━━━━━ Page extract ━━━━━

Tickets are now available for Gong and Ozric Tentacles at Rescue Rooms!
The ever-metamorphosing entity that is GONG launches, as ever, into unknown territory. With new tours for 2023 destined to be talked about, discussed, and argued over, up and down the land.
It began in a French commune in 1967. Through the Virgin Records years there has been mismanagement, court cases, break-ups and re-joining’s. As well as deaths and rebirths. But here has always been a continuous thread of beautiful, dangerous and extraordinary music.
The current holders of the flame have come together over the last eight years. Sinuous bass player Dave Sturt joined just as the album 2032 was shown to the world. Ian East (Sax, Flute) was the next to blow in through the portal. Fabio Golfetti brought his guitars from Brazil (after working with Daevid Allen for many years). Kavus Torabi (lead vox and guitars) appeared to Daevid in a vision. Cheb Nettles (drums) just sort of turned up.
In 2015, Daevid Allen passed away. His influence and legacy were honoured on the band’s subsequent album, Rejoice! I’m Dead! (2016). In recent years GONG has performed with the Steve Hillage Band (himself a former member of the 1970s GONG line-up). They also released the critically acclaimed album The Universe Also Collapses (2019). As well as a stunning new live album Pulsing Signals (2022) capturing the band at a creative peak with tracks drawn from their 2019 tour.

━━━━━

== What to do ==
[1] According to the text about Gong, where and in what year did the band begin?
[2] Summarize the text about Gong in two sentences.
[3] Output the stretch of the text about Gong from "The ever-metamorphosing entity" through "and extraordinary music.", unchanged.

━━━━━ Supplied material ━━━━━

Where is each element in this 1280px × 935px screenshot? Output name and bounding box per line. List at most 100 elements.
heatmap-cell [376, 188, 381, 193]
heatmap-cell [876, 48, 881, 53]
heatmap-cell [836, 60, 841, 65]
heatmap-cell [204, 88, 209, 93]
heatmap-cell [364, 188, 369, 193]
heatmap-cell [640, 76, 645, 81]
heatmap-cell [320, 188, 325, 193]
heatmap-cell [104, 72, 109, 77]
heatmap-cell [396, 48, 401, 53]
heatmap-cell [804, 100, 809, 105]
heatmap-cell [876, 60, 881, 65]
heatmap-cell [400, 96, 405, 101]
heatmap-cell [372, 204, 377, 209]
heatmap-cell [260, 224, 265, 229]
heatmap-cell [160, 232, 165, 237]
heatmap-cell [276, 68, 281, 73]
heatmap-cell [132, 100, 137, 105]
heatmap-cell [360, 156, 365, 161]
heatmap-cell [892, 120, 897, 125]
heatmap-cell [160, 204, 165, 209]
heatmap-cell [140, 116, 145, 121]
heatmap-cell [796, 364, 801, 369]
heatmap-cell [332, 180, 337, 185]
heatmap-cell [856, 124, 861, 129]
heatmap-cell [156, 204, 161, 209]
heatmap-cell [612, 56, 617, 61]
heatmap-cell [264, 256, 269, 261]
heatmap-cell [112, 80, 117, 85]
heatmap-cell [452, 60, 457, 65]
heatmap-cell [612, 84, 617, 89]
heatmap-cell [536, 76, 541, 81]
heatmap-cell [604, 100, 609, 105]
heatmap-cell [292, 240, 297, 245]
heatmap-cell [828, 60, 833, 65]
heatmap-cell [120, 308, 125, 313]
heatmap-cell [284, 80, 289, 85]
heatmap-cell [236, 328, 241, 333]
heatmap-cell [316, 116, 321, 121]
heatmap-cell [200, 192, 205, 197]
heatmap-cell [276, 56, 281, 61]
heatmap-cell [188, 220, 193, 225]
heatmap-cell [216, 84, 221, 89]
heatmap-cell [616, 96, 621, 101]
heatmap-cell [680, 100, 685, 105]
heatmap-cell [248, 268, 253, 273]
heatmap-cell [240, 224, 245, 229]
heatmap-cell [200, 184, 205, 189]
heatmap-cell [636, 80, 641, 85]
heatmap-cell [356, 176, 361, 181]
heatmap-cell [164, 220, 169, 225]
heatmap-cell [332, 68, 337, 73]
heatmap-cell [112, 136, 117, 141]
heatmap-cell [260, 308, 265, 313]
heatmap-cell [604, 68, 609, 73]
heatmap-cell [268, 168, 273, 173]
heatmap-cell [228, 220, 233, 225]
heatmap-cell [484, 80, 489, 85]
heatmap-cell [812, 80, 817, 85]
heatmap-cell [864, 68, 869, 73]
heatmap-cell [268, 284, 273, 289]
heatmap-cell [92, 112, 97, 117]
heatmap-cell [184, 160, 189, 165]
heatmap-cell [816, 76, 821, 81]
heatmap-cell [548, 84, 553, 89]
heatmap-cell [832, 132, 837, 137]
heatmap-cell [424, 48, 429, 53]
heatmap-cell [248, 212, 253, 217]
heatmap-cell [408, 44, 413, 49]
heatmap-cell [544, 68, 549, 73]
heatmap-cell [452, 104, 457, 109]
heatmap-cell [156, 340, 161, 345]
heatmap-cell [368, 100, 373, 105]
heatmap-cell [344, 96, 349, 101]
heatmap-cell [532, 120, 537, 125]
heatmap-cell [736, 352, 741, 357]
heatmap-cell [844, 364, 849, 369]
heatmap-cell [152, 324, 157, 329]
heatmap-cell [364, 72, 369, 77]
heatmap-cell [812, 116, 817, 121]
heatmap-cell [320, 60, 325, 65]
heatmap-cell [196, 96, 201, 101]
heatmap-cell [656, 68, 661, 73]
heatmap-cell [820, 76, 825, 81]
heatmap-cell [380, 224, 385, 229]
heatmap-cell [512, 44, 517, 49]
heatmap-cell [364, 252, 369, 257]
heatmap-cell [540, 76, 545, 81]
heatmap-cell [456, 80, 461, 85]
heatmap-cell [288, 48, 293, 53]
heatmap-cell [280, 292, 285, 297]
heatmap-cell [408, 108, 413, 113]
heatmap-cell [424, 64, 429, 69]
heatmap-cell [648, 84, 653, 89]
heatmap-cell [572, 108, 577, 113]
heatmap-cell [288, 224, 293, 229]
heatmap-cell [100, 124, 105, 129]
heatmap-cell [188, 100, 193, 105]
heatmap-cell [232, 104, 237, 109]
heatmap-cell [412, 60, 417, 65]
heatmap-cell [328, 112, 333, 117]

━━━━━

== Answers to the exercises ==
[1] Gong began in a French commune in 1967.

[2] Tickets are available for Gong and Ozric Tentacles at Rescue Rooms, and Gong, which began in a French commune in 1967, has new tours for 2023. The current line-up came together over the last eight years, and since Daevid Allen died in 2015, the band has released Rejoice! I'm Dead!, The Universe Also Collapses, and the live album Pulsing Signals.

[3]
The ever-metamorphosing entity that is GONG launches, as ever, into unknown territory. With new tours for 2023 destined to be talked about, discussed, and argued over, up and down the land.
It began in a French commune in 1967. Through the Virgin Records years there has been mismanagement, court cases, break-ups and re-joining’s. As well as deaths and rebirths. But here has always been a continuous thread of beautiful, dangerous and extraordinary music.